Carry none of the pictures over; set down the material below exactly.

▬▬▬▬▬▬▬▬▬▬

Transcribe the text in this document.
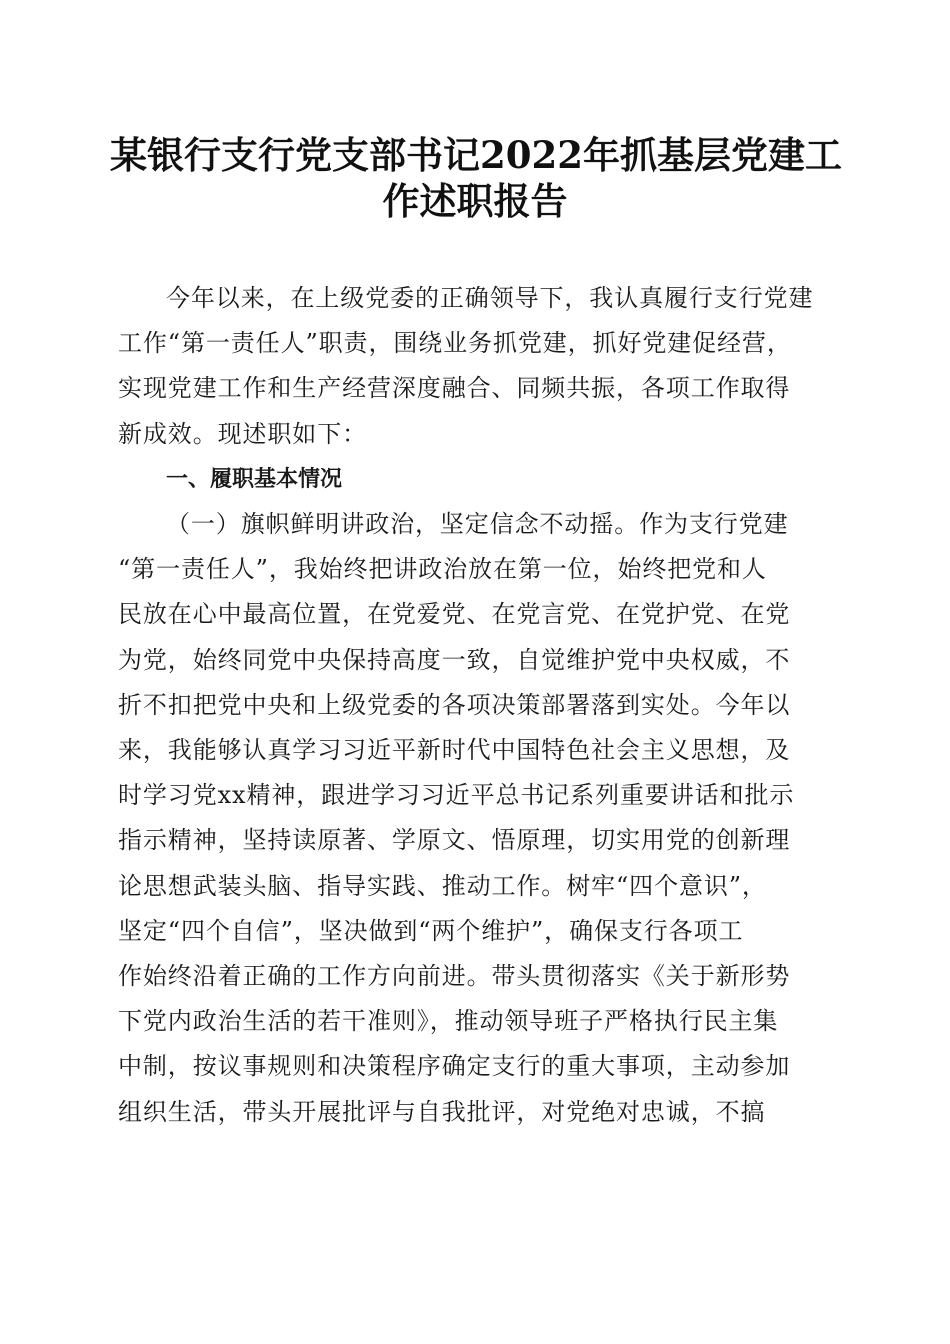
某银行支行党支部书记2022年抓基层党建工
作述职报告
今年以来，在上级党委的正确领导下，我认真履行支行党建
工作“第一责任人”职责，围绕业务抓党建，抓好党建促经营，
实现党建工作和生产经营深度融合、同频共振，各项工作取得
新成效。现述职如下：

一、履职基本情况

（一）旗帜鲜明讲政治，坚定信念不动摇。作为支行党建
“第一责任人”，我始终把讲政治放在第一位，始终把党和人
民放在心中最高位置，在党爱党、在党言党、在党护党、在党
为党，始终同党中央保持高度一致，自觉维护党中央权威，不
折不扣把党中央和上级党委的各项决策部署落到实处。今年以
来，我能够认真学习习近平新时代中国特色社会主义思想，及
时学习党xx精神，跟进学习习近平总书记系列重要讲话和批示
指示精神，坚持读原著、学原文、悟原理，切实用党的创新理
论思想武装头脑、指导实践、推动工作。树牢“四个意识”，
坚定“四个自信”，坚决做到“两个维护”，确保支行各项工
作始终沿着正确的工作方向前进。带头贯彻落实《关于新形势
下党内政治生活的若干准则》，推动领导班子严格执行民主集
中制，按议事规则和决策程序确定支行的重大事项，主动参加
组织生活，带头开展批评与自我批评，对党绝对忠诚，不搞
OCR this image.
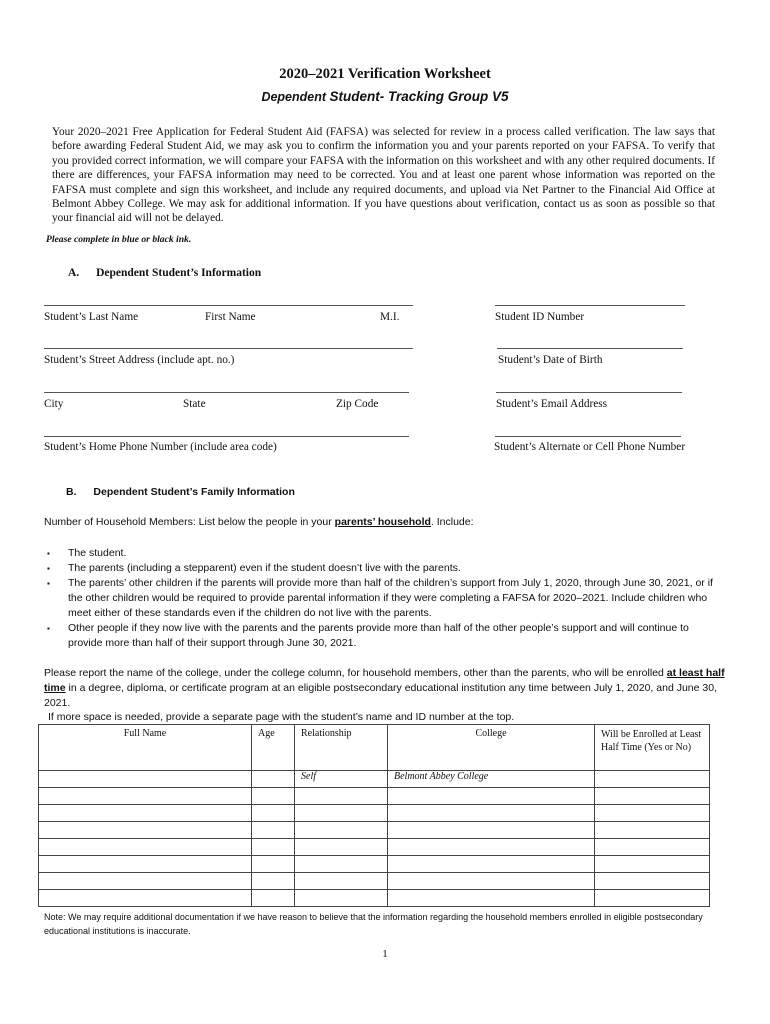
2020–2021 Verification Worksheet
Dependent Student- Tracking Group V5
Your 2020–2021 Free Application for Federal Student Aid (FAFSA) was selected for review in a process called verification. The law says that before awarding Federal Student Aid, we may ask you to confirm the information you and your parents reported on your FAFSA. To verify that you provided correct information, we will compare your FAFSA with the information on this worksheet and with any other required documents. If there are differences, your FAFSA information may need to be corrected. You and at least one parent whose information was reported on the FAFSA must complete and sign this worksheet, and include any required documents, and upload via Net Partner to the Financial Aid Office at Belmont Abbey College. We may ask for additional information. If you have questions about verification, contact us as soon as possible so that your financial aid will not be delayed.
Please complete in blue or black ink.
A. Dependent Student’s Information
Student’s Last Name	First Name	M.I.	Student ID Number
Student’s Street Address (include apt. no.)	Student’s Date of Birth
City	State	Zip Code	Student’s Email Address
Student’s Home Phone Number (include area code)	Student’s Alternate or Cell Phone Number
B. Dependent Student’s Family Information
Number of Household Members: List below the people in your parents’ household. Include:
▪ The student.
▪ The parents (including a stepparent) even if the student doesn’t live with the parents.
▪ The parents’ other children if the parents will provide more than half of the children’s support from July 1, 2020, through June 30, 2021, or if the other children would be required to provide parental information if they were completing a FAFSA for 2020–2021. Include children who meet either of these standards even if the children do not live with the parents.
▪ Other people if they now live with the parents and the parents provide more than half of the other people’s support and will continue to provide more than half of their support through June 30, 2021.
Please report the name of the college, under the college column, for household members, other than the parents, who will be enrolled at least half time in a degree, diploma, or certificate program at an eligible postsecondary educational institution any time between July 1, 2020, and June 30, 2021.
If more space is needed, provide a separate page with the student’s name and ID number at the top.
Full Name	Age	Relationship	College	Will be Enrolled at Least Half Time (Yes or No)
		Self	Belmont Abbey College	

Note: We may require additional documentation if we have reason to believe that the information regarding the household members enrolled in eligible postsecondary educational institutions is inaccurate.
1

▬▬▬▬▬▬▬▬▬▬

THE RESULT ->
Transcribe the text in this document.
某银行支行党支部书记2022年抓基层党建工
作述职报告
今年以来，在上级党委的正确领导下，我认真履行支行党建
工作“第一责任人”职责，围绕业务抓党建，抓好党建促经营，
实现党建工作和生产经营深度融合、同频共振，各项工作取得
新成效。现述职如下：

一、履职基本情况

（一）旗帜鲜明讲政治，坚定信念不动摇。作为支行党建
“第一责任人”，我始终把讲政治放在第一位，始终把党和人
民放在心中最高位置，在党爱党、在党言党、在党护党、在党
为党，始终同党中央保持高度一致，自觉维护党中央权威，不
折不扣把党中央和上级党委的各项决策部署落到实处。今年以
来，我能够认真学习习近平新时代中国特色社会主义思想，及
时学习党xx精神，跟进学习习近平总书记系列重要讲话和批示
指示精神，坚持读原著、学原文、悟原理，切实用党的创新理
论思想武装头脑、指导实践、推动工作。树牢“四个意识”，
坚定“四个自信”，坚决做到“两个维护”，确保支行各项工
作始终沿着正确的工作方向前进。带头贯彻落实《关于新形势
下党内政治生活的若干准则》，推动领导班子严格执行民主集
中制，按议事规则和决策程序确定支行的重大事项，主动参加
组织生活，带头开展批评与自我批评，对党绝对忠诚，不搞
OCR this image.
2020–2021 Verification Worksheet
Dependent Student- Tracking Group V5
Your 2020–2021 Free Application for Federal Student Aid (FAFSA) was selected for review in a process called verification. The law says that before awarding Federal Student Aid, we may ask you to confirm the information you and your parents reported on your FAFSA. To verify that you provided correct information, we will compare your FAFSA with the information on this worksheet and with any other required documents. If there are differences, your FAFSA information may need to be corrected. You and at least one parent whose information was reported on the FAFSA must complete and sign this worksheet, and include any required documents, and upload via Net Partner to the Financial Aid Office at Belmont Abbey College. We may ask for additional information. If you have questions about verification, contact us as soon as possible so that your financial aid will not be delayed.
Please complete in blue or black ink.
A. Dependent Student’s Information
Student’s Last Name	First Name	M.I.	Student ID Number
Student’s Street Address (include apt. no.)	Student’s Date of Birth
City	State	Zip Code	Student’s Email Address
Student’s Home Phone Number (include area code)	Student’s Alternate or Cell Phone Number
B. Dependent Student’s Family Information
Number of Household Members: List below the people in your parents’ household. Include:
▪ The student.
▪ The parents (including a stepparent) even if the student doesn’t live with the parents.
▪ The parents’ other children if the parents will provide more than half of the children’s support from July 1, 2020, through June 30, 2021, or if the other children would be required to provide parental information if they were completing a FAFSA for 2020–2021. Include children who meet either of these standards even if the children do not live with the parents.
▪ Other people if they now live with the parents and the parents provide more than half of the other people’s support and will continue to provide more than half of their support through June 30, 2021.
Please report the name of the college, under the college column, for household members, other than the parents, who will be enrolled at least half time in a degree, diploma, or certificate program at an eligible postsecondary educational institution any time between July 1, 2020, and June 30, 2021.
If more space is needed, provide a separate page with the student’s name and ID number at the top.
Full Name	Age	Relationship	College	Will be Enrolled at Least Half Time (Yes or No)
		Self	Belmont Abbey College	

Note: We may require additional documentation if we have reason to believe that the information regarding the household members enrolled in eligible postsecondary educational institutions is inaccurate.
1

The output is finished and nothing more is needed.